─── EXTRACTED DATA
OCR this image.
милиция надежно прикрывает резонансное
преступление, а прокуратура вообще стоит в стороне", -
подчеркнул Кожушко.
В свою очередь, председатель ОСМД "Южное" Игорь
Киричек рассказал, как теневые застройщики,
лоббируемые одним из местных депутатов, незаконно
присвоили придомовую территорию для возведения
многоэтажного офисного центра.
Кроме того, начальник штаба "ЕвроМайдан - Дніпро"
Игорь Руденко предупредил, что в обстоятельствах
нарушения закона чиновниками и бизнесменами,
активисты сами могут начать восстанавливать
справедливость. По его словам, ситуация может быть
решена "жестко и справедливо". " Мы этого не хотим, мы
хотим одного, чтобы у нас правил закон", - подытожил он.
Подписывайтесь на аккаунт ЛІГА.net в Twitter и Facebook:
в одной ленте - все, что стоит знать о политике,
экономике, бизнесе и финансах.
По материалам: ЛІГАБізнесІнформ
──────
EXERCISE BRIEF: Please quote the records above exactly, without skipping a line.

ANSWER TO THIS TASK:
OCR this image.
милиция надежно прикрывает резонансное
преступление, а прокуратура вообще стоит в стороне", -
подчеркнул Кожушко.
В свою очередь, председатель ОСМД "Южное" Игорь
Киричек рассказал, как теневые застройщики,
лоббируемые одним из местных депутатов, незаконно
присвоили придомовую территорию для возведения
многоэтажного офисного центра.
Кроме того, начальник штаба "ЕвроМайдан - Дніпро"
Игорь Руденко предупредил, что в обстоятельствах
нарушения закона чиновниками и бизнесменами,
активисты сами могут начать восстанавливать
справедливость. По его словам, ситуация может быть
решена "жестко и справедливо". " Мы этого не хотим, мы
хотим одного, чтобы у нас правил закон", - подытожил он.
Подписывайтесь на аккаунт ЛІГА.net в Twitter и Facebook:
в одной ленте - все, что стоит знать о политике,
экономике, бизнесе и финансах.
По материалам: ЛІГАБізнесІнформ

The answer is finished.